Set exercise: Your answer should be one number: how many lines of the data include the string "çekmektedir"?

# Start of Provided data

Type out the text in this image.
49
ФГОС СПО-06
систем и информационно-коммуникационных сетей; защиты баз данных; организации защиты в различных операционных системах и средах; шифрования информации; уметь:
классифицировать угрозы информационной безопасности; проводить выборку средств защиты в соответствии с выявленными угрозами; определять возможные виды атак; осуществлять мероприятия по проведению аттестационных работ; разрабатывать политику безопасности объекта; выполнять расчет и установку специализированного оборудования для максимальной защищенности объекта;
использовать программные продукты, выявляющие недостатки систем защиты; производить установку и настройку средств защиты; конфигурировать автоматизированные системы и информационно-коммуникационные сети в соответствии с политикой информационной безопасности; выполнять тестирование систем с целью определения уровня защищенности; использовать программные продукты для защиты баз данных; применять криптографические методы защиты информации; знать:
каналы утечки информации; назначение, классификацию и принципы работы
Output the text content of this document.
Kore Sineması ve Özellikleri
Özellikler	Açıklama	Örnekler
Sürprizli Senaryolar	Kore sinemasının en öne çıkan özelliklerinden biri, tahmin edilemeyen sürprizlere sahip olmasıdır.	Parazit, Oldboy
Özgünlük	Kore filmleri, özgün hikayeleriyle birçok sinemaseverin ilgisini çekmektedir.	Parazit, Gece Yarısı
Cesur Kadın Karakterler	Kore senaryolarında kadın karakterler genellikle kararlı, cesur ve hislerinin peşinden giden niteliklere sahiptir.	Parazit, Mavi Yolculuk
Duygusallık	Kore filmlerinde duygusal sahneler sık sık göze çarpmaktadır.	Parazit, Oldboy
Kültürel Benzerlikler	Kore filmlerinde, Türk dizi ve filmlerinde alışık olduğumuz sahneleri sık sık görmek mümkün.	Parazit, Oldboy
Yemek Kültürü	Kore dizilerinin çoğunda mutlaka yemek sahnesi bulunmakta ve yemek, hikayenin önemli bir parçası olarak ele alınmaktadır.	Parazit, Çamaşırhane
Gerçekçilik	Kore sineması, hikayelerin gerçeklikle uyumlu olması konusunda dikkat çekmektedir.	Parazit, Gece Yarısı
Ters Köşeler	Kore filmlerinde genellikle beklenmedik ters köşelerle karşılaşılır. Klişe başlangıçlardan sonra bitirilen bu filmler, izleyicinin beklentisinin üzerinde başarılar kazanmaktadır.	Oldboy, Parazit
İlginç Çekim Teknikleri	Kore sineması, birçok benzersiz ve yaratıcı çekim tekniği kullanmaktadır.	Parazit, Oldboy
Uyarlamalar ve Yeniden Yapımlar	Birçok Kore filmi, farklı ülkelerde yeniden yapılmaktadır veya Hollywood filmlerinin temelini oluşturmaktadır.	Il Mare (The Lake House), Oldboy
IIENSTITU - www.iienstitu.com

# End of Provided data

Task output: 2